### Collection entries

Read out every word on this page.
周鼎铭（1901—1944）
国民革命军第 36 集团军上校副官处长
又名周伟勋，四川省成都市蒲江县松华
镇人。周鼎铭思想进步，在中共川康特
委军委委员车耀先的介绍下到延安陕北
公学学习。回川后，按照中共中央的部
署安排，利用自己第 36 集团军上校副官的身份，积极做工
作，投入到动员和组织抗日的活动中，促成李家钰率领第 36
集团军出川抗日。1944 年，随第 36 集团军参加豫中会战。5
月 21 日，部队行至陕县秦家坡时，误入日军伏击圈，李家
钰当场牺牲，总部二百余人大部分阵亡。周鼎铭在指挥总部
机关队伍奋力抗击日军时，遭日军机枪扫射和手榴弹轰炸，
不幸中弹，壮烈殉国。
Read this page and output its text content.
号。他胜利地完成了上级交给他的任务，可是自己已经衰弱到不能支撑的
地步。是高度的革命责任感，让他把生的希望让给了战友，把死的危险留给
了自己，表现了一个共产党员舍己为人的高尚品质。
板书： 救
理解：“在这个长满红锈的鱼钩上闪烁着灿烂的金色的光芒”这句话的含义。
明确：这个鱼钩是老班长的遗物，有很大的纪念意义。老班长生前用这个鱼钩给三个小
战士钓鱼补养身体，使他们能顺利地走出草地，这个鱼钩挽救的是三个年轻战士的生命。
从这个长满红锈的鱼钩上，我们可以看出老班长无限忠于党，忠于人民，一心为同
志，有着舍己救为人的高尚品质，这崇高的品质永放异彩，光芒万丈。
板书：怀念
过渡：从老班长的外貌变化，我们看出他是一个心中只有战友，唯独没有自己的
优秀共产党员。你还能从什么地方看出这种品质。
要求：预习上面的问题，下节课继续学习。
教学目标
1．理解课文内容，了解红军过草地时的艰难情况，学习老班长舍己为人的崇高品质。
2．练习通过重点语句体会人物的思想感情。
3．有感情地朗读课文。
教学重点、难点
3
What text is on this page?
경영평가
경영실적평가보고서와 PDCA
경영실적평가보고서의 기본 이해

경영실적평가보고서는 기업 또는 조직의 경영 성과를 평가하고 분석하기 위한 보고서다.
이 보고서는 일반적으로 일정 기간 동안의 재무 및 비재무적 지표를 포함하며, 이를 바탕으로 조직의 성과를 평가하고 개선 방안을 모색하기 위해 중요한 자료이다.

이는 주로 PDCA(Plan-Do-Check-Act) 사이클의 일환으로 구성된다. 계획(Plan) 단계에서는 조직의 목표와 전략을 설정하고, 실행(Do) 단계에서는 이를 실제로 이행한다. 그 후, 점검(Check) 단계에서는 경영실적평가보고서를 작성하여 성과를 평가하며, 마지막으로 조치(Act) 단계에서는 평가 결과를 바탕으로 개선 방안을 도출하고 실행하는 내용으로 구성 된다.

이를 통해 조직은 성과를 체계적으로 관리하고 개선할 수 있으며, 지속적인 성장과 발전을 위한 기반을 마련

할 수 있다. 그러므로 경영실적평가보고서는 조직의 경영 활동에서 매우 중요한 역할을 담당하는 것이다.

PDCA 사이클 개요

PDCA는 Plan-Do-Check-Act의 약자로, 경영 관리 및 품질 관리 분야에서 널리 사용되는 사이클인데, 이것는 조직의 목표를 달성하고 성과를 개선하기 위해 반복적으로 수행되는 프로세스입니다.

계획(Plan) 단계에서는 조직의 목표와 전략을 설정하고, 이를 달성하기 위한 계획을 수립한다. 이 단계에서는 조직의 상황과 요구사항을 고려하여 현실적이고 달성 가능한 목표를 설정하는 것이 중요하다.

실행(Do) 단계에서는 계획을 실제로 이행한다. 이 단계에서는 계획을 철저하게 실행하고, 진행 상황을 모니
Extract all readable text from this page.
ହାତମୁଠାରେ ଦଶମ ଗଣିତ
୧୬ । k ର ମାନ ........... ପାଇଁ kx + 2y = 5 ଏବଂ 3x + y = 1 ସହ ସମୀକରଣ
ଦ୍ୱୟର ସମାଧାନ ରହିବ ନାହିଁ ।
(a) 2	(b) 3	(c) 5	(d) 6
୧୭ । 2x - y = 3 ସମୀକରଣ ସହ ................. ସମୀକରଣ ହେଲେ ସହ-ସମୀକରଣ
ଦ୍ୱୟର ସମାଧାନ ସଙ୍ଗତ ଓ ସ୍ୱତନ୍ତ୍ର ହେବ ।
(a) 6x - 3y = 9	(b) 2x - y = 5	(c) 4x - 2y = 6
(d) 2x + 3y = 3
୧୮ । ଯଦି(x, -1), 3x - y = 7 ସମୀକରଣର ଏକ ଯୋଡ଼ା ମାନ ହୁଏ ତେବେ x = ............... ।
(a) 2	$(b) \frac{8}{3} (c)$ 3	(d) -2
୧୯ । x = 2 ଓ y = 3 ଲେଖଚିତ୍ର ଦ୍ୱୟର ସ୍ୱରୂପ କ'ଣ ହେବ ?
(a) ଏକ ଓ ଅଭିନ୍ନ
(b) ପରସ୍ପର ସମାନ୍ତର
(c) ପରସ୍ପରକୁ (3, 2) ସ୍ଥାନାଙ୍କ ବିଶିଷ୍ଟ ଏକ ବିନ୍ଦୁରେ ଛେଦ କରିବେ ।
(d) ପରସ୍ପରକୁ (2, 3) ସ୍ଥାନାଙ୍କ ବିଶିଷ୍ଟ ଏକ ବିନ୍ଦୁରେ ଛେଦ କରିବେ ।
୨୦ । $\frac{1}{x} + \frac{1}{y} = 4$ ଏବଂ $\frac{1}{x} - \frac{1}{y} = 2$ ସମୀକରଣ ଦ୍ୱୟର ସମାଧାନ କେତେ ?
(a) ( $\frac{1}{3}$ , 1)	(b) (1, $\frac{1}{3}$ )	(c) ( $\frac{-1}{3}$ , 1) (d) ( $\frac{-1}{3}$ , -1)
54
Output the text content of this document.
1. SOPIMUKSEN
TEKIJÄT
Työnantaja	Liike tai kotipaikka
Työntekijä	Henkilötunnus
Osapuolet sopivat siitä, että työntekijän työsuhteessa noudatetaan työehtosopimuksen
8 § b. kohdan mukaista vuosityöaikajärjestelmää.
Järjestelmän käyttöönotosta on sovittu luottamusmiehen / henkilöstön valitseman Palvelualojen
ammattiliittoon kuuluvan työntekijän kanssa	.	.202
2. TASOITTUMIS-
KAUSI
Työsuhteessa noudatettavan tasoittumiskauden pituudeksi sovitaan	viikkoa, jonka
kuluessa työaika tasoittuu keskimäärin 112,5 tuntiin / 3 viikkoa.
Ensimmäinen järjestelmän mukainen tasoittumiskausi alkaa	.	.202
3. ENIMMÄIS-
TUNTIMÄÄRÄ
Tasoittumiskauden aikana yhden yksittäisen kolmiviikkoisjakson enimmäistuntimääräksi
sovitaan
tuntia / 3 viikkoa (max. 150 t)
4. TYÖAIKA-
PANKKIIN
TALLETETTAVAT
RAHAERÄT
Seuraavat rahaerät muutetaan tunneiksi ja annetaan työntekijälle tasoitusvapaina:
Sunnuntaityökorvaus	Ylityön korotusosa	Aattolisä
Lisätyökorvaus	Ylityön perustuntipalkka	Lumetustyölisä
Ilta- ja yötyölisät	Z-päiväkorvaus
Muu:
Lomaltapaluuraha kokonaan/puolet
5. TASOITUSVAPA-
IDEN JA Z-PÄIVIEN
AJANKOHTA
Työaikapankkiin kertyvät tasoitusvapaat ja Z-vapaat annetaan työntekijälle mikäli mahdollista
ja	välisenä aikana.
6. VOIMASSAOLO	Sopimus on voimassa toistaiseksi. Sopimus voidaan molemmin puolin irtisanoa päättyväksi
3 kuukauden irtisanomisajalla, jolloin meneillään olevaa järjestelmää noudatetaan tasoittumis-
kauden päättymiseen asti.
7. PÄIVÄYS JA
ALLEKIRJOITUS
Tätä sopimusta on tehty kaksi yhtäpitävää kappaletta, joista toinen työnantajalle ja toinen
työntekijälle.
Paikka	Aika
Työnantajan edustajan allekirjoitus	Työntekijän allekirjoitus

### Exercise details
Give only the number of lines in the entries that contain "this".

### Solved exercise
5